» MATERIAL:
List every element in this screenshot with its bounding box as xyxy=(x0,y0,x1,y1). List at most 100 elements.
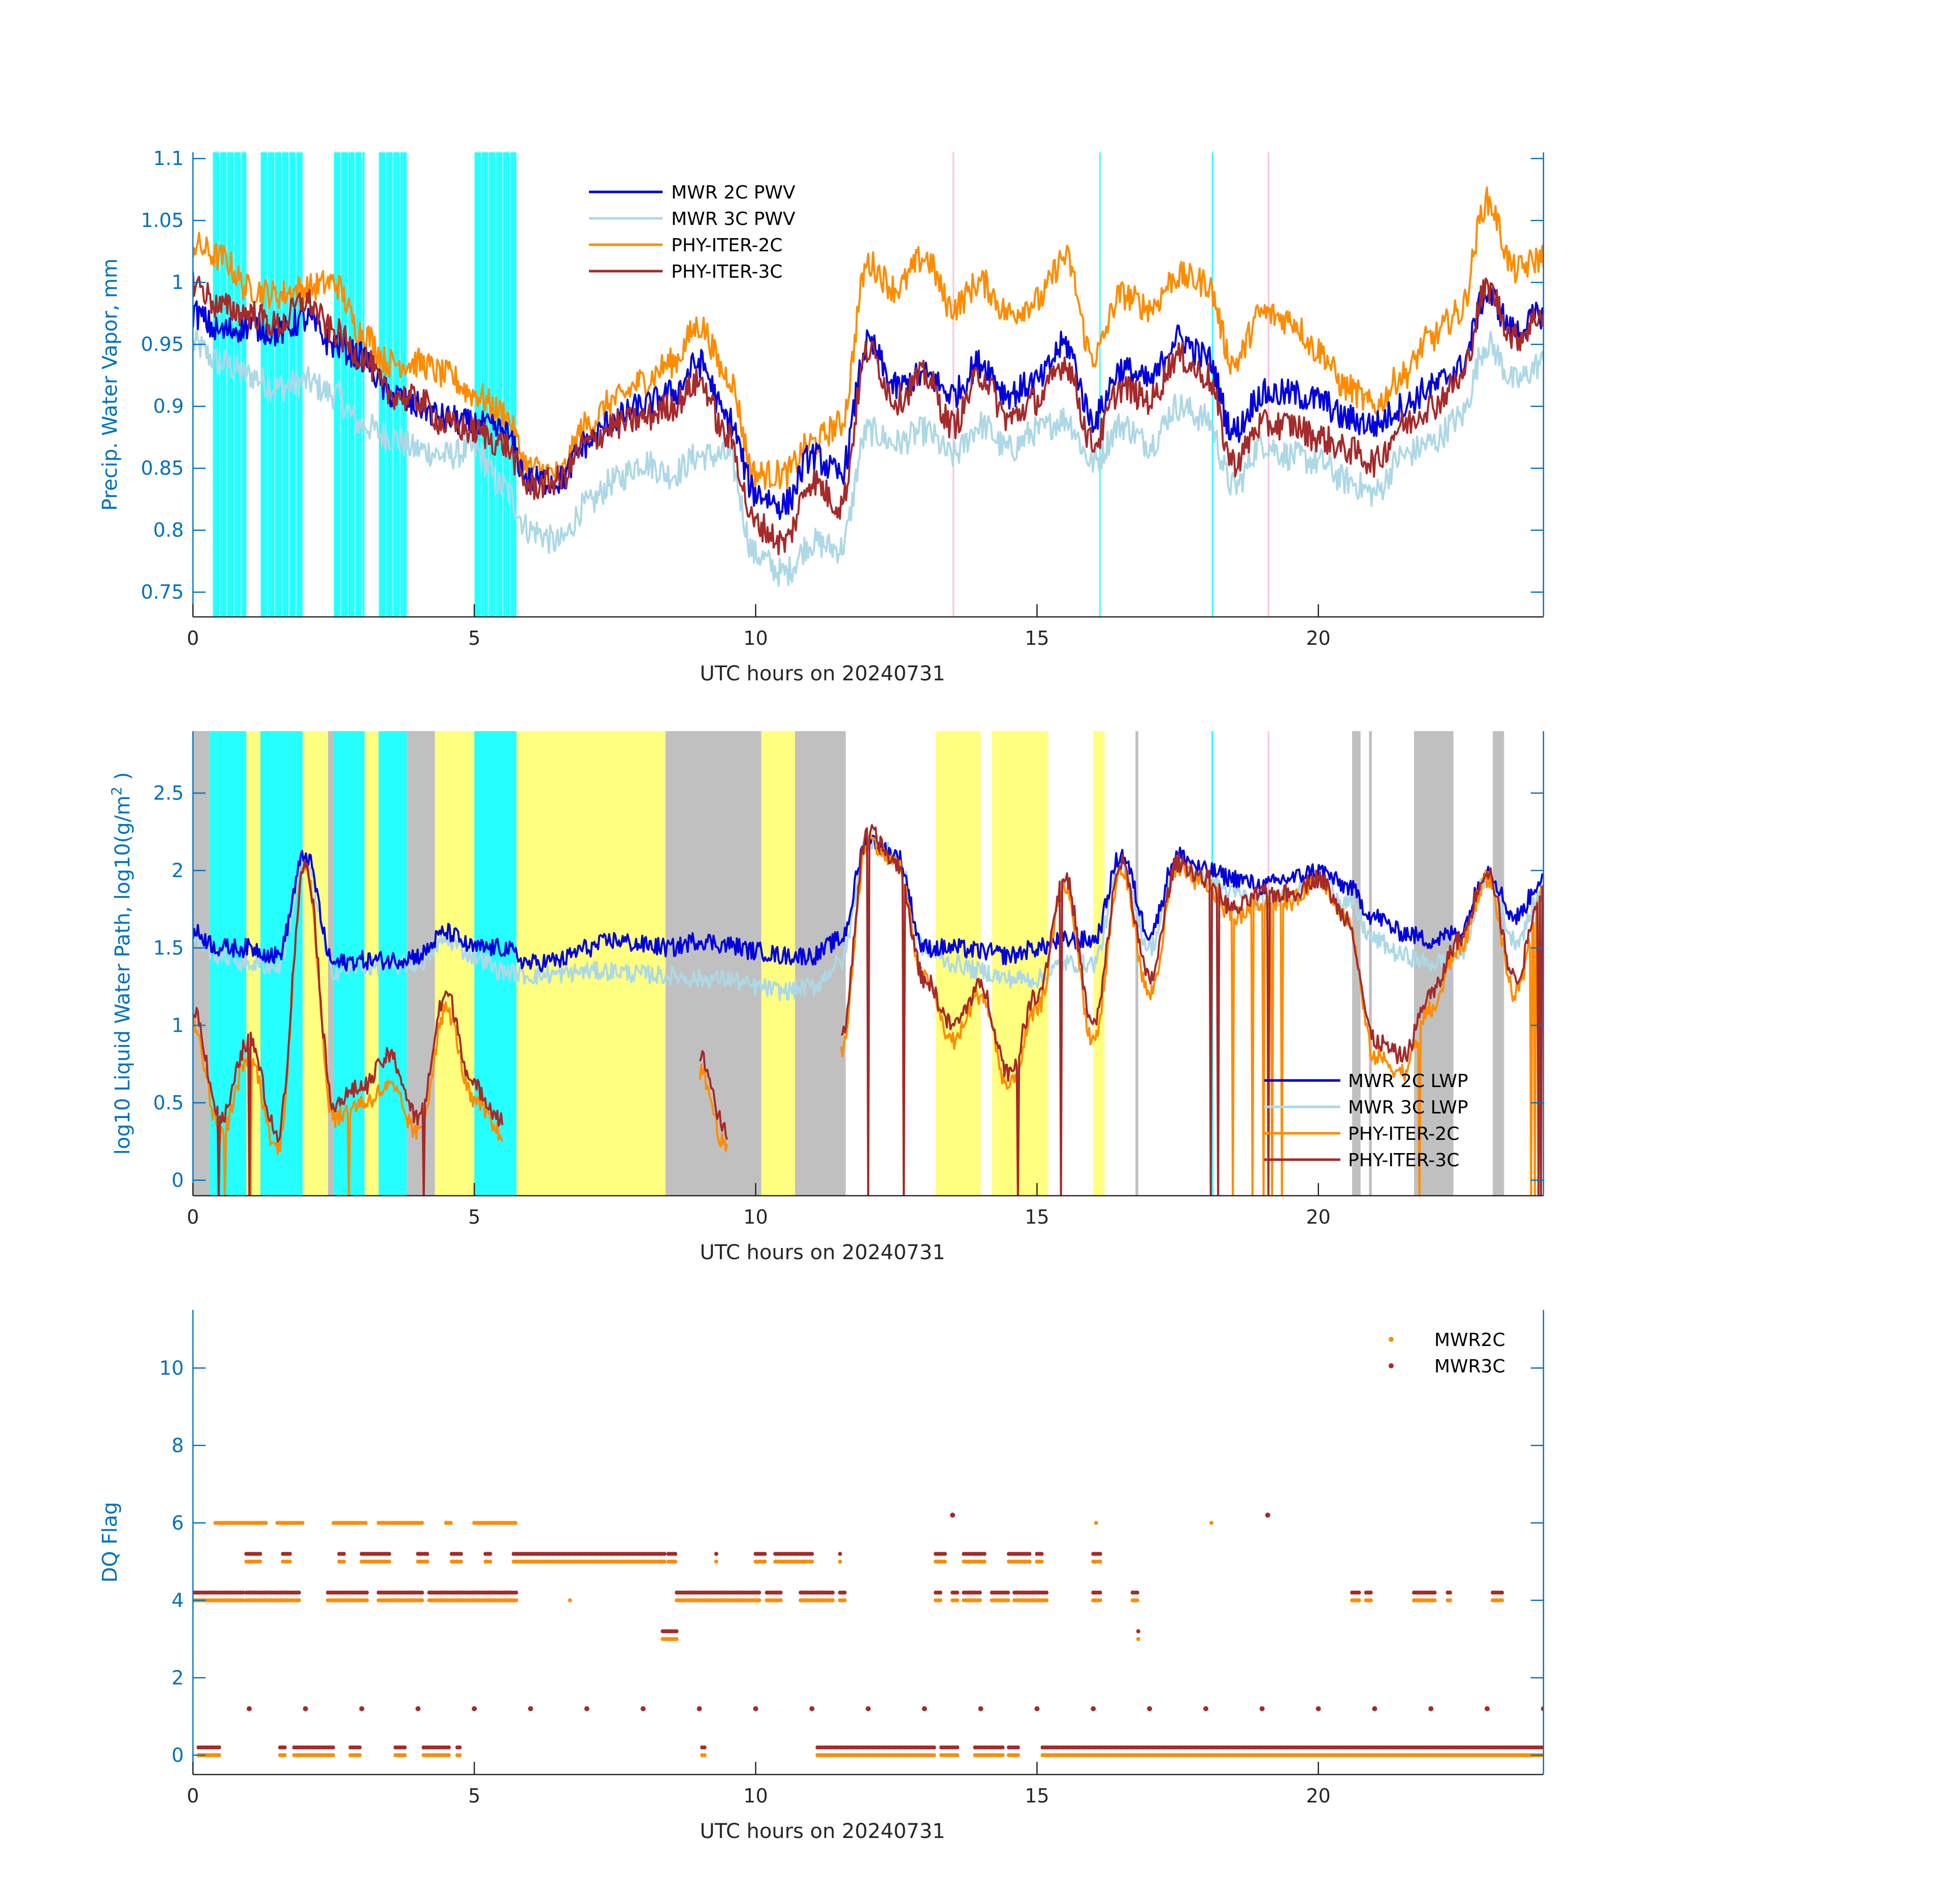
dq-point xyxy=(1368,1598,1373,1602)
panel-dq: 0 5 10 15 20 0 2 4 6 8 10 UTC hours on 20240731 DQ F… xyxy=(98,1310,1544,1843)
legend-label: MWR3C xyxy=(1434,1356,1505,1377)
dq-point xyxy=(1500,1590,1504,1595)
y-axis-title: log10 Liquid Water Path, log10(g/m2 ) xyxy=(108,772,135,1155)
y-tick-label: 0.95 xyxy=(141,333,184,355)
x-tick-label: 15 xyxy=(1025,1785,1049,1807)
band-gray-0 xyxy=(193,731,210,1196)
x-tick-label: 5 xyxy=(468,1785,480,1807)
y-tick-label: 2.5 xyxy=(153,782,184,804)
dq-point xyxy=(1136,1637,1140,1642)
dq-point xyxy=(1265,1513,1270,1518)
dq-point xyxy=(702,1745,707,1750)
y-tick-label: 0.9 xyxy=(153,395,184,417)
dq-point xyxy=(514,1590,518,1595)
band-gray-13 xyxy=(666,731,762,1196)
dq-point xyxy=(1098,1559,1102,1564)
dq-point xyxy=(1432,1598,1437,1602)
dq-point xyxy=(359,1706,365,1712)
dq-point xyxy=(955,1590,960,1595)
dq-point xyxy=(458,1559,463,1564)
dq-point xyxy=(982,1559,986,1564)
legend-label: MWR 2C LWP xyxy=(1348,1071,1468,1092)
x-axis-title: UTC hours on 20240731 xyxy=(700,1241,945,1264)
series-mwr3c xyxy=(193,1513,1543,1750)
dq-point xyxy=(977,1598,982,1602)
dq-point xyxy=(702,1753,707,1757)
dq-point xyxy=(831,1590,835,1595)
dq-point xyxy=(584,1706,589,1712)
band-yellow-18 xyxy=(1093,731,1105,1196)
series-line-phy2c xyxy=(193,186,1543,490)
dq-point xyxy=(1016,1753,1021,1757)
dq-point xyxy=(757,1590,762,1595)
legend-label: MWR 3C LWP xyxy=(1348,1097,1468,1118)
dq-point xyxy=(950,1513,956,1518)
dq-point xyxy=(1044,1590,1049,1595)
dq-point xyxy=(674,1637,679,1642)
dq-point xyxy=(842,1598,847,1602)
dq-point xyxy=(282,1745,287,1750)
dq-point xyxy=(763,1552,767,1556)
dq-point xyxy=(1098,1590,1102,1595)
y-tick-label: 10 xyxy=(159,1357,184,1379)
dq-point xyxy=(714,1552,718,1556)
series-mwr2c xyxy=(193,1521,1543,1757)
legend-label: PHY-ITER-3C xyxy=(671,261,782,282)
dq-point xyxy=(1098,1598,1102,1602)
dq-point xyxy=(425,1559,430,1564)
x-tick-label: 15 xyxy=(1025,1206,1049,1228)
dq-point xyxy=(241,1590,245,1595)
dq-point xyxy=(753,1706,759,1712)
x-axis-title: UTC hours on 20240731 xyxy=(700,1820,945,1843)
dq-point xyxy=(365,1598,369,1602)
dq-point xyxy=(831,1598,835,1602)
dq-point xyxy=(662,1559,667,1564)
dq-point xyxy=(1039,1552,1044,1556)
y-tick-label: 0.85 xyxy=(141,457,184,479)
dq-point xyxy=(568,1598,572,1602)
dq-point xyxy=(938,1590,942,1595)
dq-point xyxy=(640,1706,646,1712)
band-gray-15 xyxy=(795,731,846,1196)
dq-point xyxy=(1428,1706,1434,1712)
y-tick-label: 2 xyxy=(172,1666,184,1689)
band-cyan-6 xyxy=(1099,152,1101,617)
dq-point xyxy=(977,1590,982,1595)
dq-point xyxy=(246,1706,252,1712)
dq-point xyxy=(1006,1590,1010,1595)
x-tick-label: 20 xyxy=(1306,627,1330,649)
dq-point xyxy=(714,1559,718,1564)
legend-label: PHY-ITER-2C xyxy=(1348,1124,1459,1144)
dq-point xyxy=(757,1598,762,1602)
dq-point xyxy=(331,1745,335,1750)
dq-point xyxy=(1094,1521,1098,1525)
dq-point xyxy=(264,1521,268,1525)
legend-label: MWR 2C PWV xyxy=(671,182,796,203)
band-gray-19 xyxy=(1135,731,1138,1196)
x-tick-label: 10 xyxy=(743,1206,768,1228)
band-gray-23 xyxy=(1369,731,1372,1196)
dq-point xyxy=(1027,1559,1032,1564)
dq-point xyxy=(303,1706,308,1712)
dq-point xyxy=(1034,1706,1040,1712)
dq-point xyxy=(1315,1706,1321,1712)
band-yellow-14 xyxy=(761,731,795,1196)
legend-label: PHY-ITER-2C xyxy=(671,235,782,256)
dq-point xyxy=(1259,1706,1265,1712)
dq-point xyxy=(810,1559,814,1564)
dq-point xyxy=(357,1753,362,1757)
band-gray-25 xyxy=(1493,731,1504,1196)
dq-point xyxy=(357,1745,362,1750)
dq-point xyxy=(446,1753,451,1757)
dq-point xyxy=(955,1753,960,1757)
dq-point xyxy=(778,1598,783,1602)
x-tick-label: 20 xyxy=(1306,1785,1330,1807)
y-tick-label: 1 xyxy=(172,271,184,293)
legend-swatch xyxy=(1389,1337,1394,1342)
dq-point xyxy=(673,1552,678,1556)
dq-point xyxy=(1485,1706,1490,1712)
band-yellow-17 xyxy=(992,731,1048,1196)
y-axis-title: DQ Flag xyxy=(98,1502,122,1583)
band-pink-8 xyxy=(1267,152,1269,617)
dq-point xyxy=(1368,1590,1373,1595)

» TASK BRIEF: Reproduce all of the entries above word for word, leaving out the pictures.

» FINISHED TASK:
List every element in this screenshot with its bounding box as xyxy=(x0,y0,x1,y1). List at most 100 elements.
dq-point xyxy=(1368,1598,1373,1602)
panel-dq: 0 5 10 15 20 0 2 4 6 8 10 UTC hours on 20240731 DQ F… xyxy=(98,1310,1544,1843)
legend-label: MWR3C xyxy=(1434,1356,1505,1377)
dq-point xyxy=(1500,1590,1504,1595)
y-axis-title: log10 Liquid Water Path, log10(g/m2 ) xyxy=(108,772,135,1155)
y-tick-label: 0.95 xyxy=(141,333,184,355)
x-tick-label: 15 xyxy=(1025,1785,1049,1807)
band-gray-0 xyxy=(193,731,210,1196)
x-tick-label: 5 xyxy=(468,1785,480,1807)
y-tick-label: 2.5 xyxy=(153,782,184,804)
dq-point xyxy=(1136,1637,1140,1642)
dq-point xyxy=(1265,1513,1270,1518)
dq-point xyxy=(702,1745,707,1750)
y-tick-label: 0.9 xyxy=(153,395,184,417)
dq-point xyxy=(514,1590,518,1595)
band-gray-13 xyxy=(666,731,762,1196)
dq-point xyxy=(1098,1559,1102,1564)
dq-point xyxy=(1432,1598,1437,1602)
dq-point xyxy=(359,1706,365,1712)
dq-point xyxy=(955,1590,960,1595)
dq-point xyxy=(458,1559,463,1564)
dq-point xyxy=(982,1559,986,1564)
legend-label: MWR 2C LWP xyxy=(1348,1071,1468,1092)
x-axis-title: UTC hours on 20240731 xyxy=(700,1241,945,1264)
series-mwr3c xyxy=(193,1513,1543,1750)
dq-point xyxy=(977,1598,982,1602)
dq-point xyxy=(702,1753,707,1757)
dq-point xyxy=(831,1590,835,1595)
dq-point xyxy=(584,1706,589,1712)
band-yellow-18 xyxy=(1093,731,1105,1196)
series-line-phy2c xyxy=(193,186,1543,490)
dq-point xyxy=(1016,1753,1021,1757)
dq-point xyxy=(757,1590,762,1595)
legend-label: MWR 3C LWP xyxy=(1348,1097,1468,1118)
dq-point xyxy=(950,1513,956,1518)
dq-point xyxy=(1044,1590,1049,1595)
dq-point xyxy=(674,1637,679,1642)
dq-point xyxy=(842,1598,847,1602)
dq-point xyxy=(282,1745,287,1750)
dq-point xyxy=(763,1552,767,1556)
dq-point xyxy=(1098,1590,1102,1595)
y-tick-label: 10 xyxy=(159,1357,184,1379)
dq-point xyxy=(714,1552,718,1556)
series-mwr2c xyxy=(193,1521,1543,1757)
legend-label: PHY-ITER-3C xyxy=(671,261,782,282)
dq-point xyxy=(1098,1598,1102,1602)
dq-point xyxy=(425,1559,430,1564)
x-tick-label: 15 xyxy=(1025,1206,1049,1228)
dq-point xyxy=(241,1590,245,1595)
dq-point xyxy=(753,1706,759,1712)
x-axis-title: UTC hours on 20240731 xyxy=(700,1820,945,1843)
dq-point xyxy=(365,1598,369,1602)
dq-point xyxy=(831,1598,835,1602)
dq-point xyxy=(662,1559,667,1564)
dq-point xyxy=(1039,1552,1044,1556)
y-tick-label: 0.85 xyxy=(141,457,184,479)
dq-point xyxy=(568,1598,572,1602)
dq-point xyxy=(938,1590,942,1595)
dq-point xyxy=(640,1706,646,1712)
band-gray-15 xyxy=(795,731,846,1196)
dq-point xyxy=(1428,1706,1434,1712)
y-tick-label: 2 xyxy=(172,1666,184,1689)
band-cyan-6 xyxy=(1099,152,1101,617)
dq-point xyxy=(977,1590,982,1595)
dq-point xyxy=(246,1706,252,1712)
dq-point xyxy=(1006,1590,1010,1595)
x-tick-label: 20 xyxy=(1306,627,1330,649)
dq-point xyxy=(714,1559,718,1564)
legend-label: PHY-ITER-2C xyxy=(1348,1124,1459,1144)
dq-point xyxy=(757,1598,762,1602)
dq-point xyxy=(331,1745,335,1750)
dq-point xyxy=(1094,1521,1098,1525)
dq-point xyxy=(264,1521,268,1525)
legend-label: MWR 2C PWV xyxy=(671,182,796,203)
band-gray-19 xyxy=(1135,731,1138,1196)
x-tick-label: 10 xyxy=(743,1206,768,1228)
band-gray-23 xyxy=(1369,731,1372,1196)
dq-point xyxy=(1027,1559,1032,1564)
dq-point xyxy=(303,1706,308,1712)
dq-point xyxy=(1034,1706,1040,1712)
dq-point xyxy=(1315,1706,1321,1712)
band-yellow-14 xyxy=(761,731,795,1196)
legend-label: PHY-ITER-2C xyxy=(671,235,782,256)
dq-point xyxy=(1259,1706,1265,1712)
dq-point xyxy=(810,1559,814,1564)
dq-point xyxy=(357,1753,362,1757)
band-gray-25 xyxy=(1493,731,1504,1196)
dq-point xyxy=(357,1745,362,1750)
dq-point xyxy=(446,1753,451,1757)
dq-point xyxy=(955,1753,960,1757)
dq-point xyxy=(778,1598,783,1602)
x-tick-label: 20 xyxy=(1306,1785,1330,1807)
y-tick-label: 1 xyxy=(172,271,184,293)
legend-swatch xyxy=(1389,1337,1394,1342)
dq-point xyxy=(673,1552,678,1556)
dq-point xyxy=(1485,1706,1490,1712)
band-yellow-17 xyxy=(992,731,1048,1196)
y-axis-title: DQ Flag xyxy=(98,1502,122,1583)
band-pink-8 xyxy=(1267,152,1269,617)
dq-point xyxy=(1368,1590,1373,1595)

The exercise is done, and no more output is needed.